*EXERCISE INPUT:*
____________
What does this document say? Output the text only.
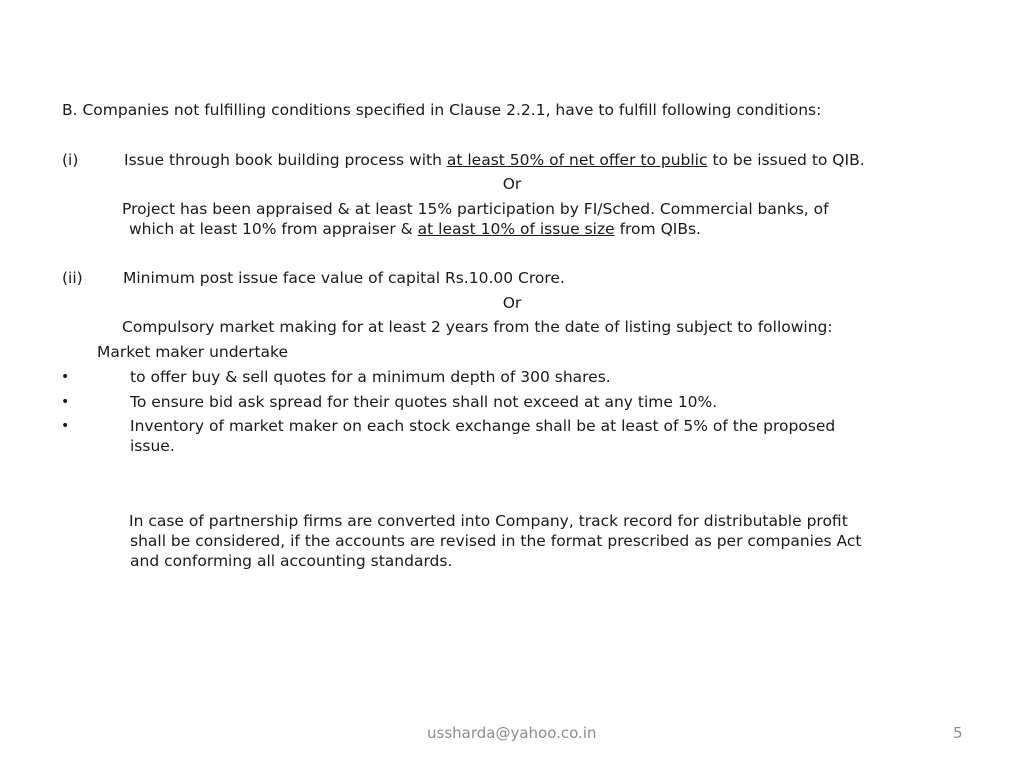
B. Companies not fulfilling conditions specified in Clause 2.2.1, have to fulfill following conditions:

(i)	Issue through book building process with at least 50% of net offer to public to be issued to QIB.

Or

Project has been appraised & at least 15% participation by FI/Sched. Commercial banks, of

which at least 10% from appraiser & at least 10% of issue size from QIBs.

(ii)	Minimum post issue face value of capital Rs.10.00 Crore.

Or

Compulsory market making for at least 2 years from the date of listing subject to following:

Market maker undertake

•	to offer buy & sell quotes for a minimum depth of 300 shares.

•	To ensure bid ask spread for their quotes shall not exceed at any time 10%.

•	Inventory of market maker on each stock exchange shall be at least of 5% of the proposed

issue.

In case of partnership firms are converted into Company, track record for distributable profit

shall be considered, if the accounts are revised in the format prescribed as per companies Act

and conforming all accounting standards.

ussharda@yahoo.co.in	5
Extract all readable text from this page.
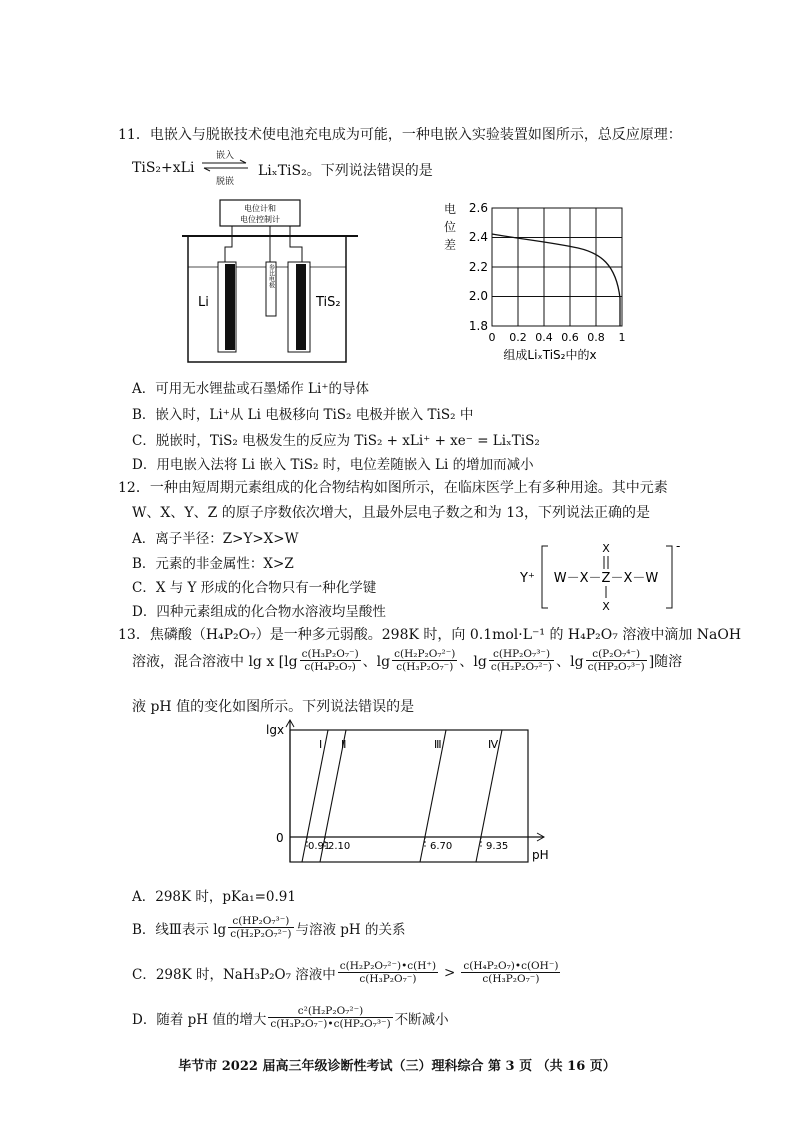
11．电嵌入与脱嵌技术使电池充电成为可能，一种电嵌入实验装置如图所示，总反应原理：
TiS₂+xLi
嵌入
脱嵌
LiₓTiS₂。下列说法错误的是
电位计和
电位控制计
参比电极
Li	TiS₂
电位差
2.6
2.4
2.2
2.0
1.8
0 0.2 0.4 0.6 0.8 1
组成LiₓTiS₂中的x
A．可用无水锂盐或石墨烯作 Li⁺的导体
B．嵌入时，Li⁺从 Li 电极移向 TiS₂ 电极并嵌入 TiS₂ 中
C．脱嵌时，TiS₂ 电极发生的反应为 TiS₂ + xLi⁺ + xe⁻ = LiₓTiS₂
D．用电嵌入法将 Li 嵌入 TiS₂ 时，电位差随嵌入 Li 的增加而减小
12．一种由短周期元素组成的化合物结构如图所示，在临床医学上有多种用途。其中元素
W、X、Y、Z 的原子序数依次增大，且最外层电子数之和为 13，下列说法正确的是
A．离子半径：Z>Y>X>W
B．元素的非金属性：X>Z
C．X 与 Y 形成的化合物只有一种化学键
D．四种元素组成的化合物水溶液均呈酸性
Y⁺
-
X
W－X－Z－X－W
X
13．焦磷酸（H₄P₂O₇）是一种多元弱酸。298K 时，向 0.1mol·L⁻¹ 的 H₄P₂O₇ 溶液中滴加 NaOH
溶液，混合溶液中 lg x [$\lg \frac{\text{c(H₃P₂O₇⁻)}}{\text{c(H₄P₂O₇)}}$ 、$\lg \frac{\text{c(H₂P₂O₇²⁻)}}{\text{c(H₃P₂O₇⁻)}}$ 、$\lg \frac{\text{c(HP₂O₇³⁻)}}{\text{c(H₂P₂O₇²⁻)}}$ 、$\lg \frac{\text{c(P₂O₇⁴⁻)}}{\text{c(HP₂O₇³⁻)}}$ ]随溶
液 pH 值的变化如图所示。下列说法错误的是
lgx
0
pH
Ⅰ Ⅱ	Ⅲ	Ⅳ
0.91
2.10	6.70	9.35
A．298K 时，pKa₁=0.91
B．线Ⅲ表示 $\lg \frac{\text{c(HP₂O₇³⁻)}}{\text{c(H₂P₂O₇²⁻)}}$ 与溶液 pH 的关系
C．298K 时，NaH₃P₂O₇ 溶液中 $\frac{\text{c(H₂P₂O₇²⁻)•c(H⁺)}}{\text{c(H₃P₂O₇⁻)}} > \frac{\text{c(H₄P₂O₇)•c(OH⁻)}}{\text{c(H₃P₂O₇⁻)}}$
D．随着 pH 值的增大 $\frac{\text{c²(H₂P₂O₇²⁻)}}{\text{c(H₃P₂O₇⁻)•c(HP₂O₇³⁻)}}$ 不断减小
毕节市 2022 届高三年级诊断性考试（三）理科综合 第 3 页 （共 16 页）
____________
*GOAL OF THE EXERCISE:* Repeat each entry above word for word, leaving every picture out.

*SOLUTION FOR THIS TASK:*
What does this document say? Output the text only.
B. Companies not fulfilling conditions specified in Clause 2.2.1, have to fulfill following conditions:

(i)	Issue through book building process with at least 50% of net offer to public to be issued to QIB.

Or

Project has been appraised & at least 15% participation by FI/Sched. Commercial banks, of

which at least 10% from appraiser & at least 10% of issue size from QIBs.

(ii)	Minimum post issue face value of capital Rs.10.00 Crore.

Or

Compulsory market making for at least 2 years from the date of listing subject to following:

Market maker undertake

•	to offer buy & sell quotes for a minimum depth of 300 shares.

•	To ensure bid ask spread for their quotes shall not exceed at any time 10%.

•	Inventory of market maker on each stock exchange shall be at least of 5% of the proposed

issue.

In case of partnership firms are converted into Company, track record for distributable profit

shall be considered, if the accounts are revised in the format prescribed as per companies Act

and conforming all accounting standards.

ussharda@yahoo.co.in	5
Extract all readable text from this page.
11．电嵌入与脱嵌技术使电池充电成为可能，一种电嵌入实验装置如图所示，总反应原理：
TiS₂+xLi
嵌入
脱嵌
LiₓTiS₂。下列说法错误的是
电位计和
电位控制计
参比电极
Li	TiS₂
电位差
2.6
2.4
2.2
2.0
1.8
0 0.2 0.4 0.6 0.8 1
组成LiₓTiS₂中的x
A．可用无水锂盐或石墨烯作 Li⁺的导体
B．嵌入时，Li⁺从 Li 电极移向 TiS₂ 电极并嵌入 TiS₂ 中
C．脱嵌时，TiS₂ 电极发生的反应为 TiS₂ + xLi⁺ + xe⁻ = LiₓTiS₂
D．用电嵌入法将 Li 嵌入 TiS₂ 时，电位差随嵌入 Li 的增加而减小
12．一种由短周期元素组成的化合物结构如图所示，在临床医学上有多种用途。其中元素
W、X、Y、Z 的原子序数依次增大，且最外层电子数之和为 13，下列说法正确的是
A．离子半径：Z>Y>X>W
B．元素的非金属性：X>Z
C．X 与 Y 形成的化合物只有一种化学键
D．四种元素组成的化合物水溶液均呈酸性
Y⁺
-
X
W－X－Z－X－W
X
13．焦磷酸（H₄P₂O₇）是一种多元弱酸。298K 时，向 0.1mol·L⁻¹ 的 H₄P₂O₇ 溶液中滴加 NaOH
溶液，混合溶液中 lg x [$\lg \frac{\text{c(H₃P₂O₇⁻)}}{\text{c(H₄P₂O₇)}}$ 、$\lg \frac{\text{c(H₂P₂O₇²⁻)}}{\text{c(H₃P₂O₇⁻)}}$ 、$\lg \frac{\text{c(HP₂O₇³⁻)}}{\text{c(H₂P₂O₇²⁻)}}$ 、$\lg \frac{\text{c(P₂O₇⁴⁻)}}{\text{c(HP₂O₇³⁻)}}$ ]随溶
液 pH 值的变化如图所示。下列说法错误的是
lgx
0
pH
Ⅰ Ⅱ	Ⅲ	Ⅳ
0.91
2.10	6.70	9.35
A．298K 时，pKa₁=0.91
B．线Ⅲ表示 $\lg \frac{\text{c(HP₂O₇³⁻)}}{\text{c(H₂P₂O₇²⁻)}}$ 与溶液 pH 的关系
C．298K 时，NaH₃P₂O₇ 溶液中 $\frac{\text{c(H₂P₂O₇²⁻)•c(H⁺)}}{\text{c(H₃P₂O₇⁻)}} > \frac{\text{c(H₄P₂O₇)•c(OH⁻)}}{\text{c(H₃P₂O₇⁻)}}$
D．随着 pH 值的增大 $\frac{\text{c²(H₂P₂O₇²⁻)}}{\text{c(H₃P₂O₇⁻)•c(HP₂O₇³⁻)}}$ 不断减小
毕节市 2022 届高三年级诊断性考试（三）理科综合 第 3 页 （共 16 页）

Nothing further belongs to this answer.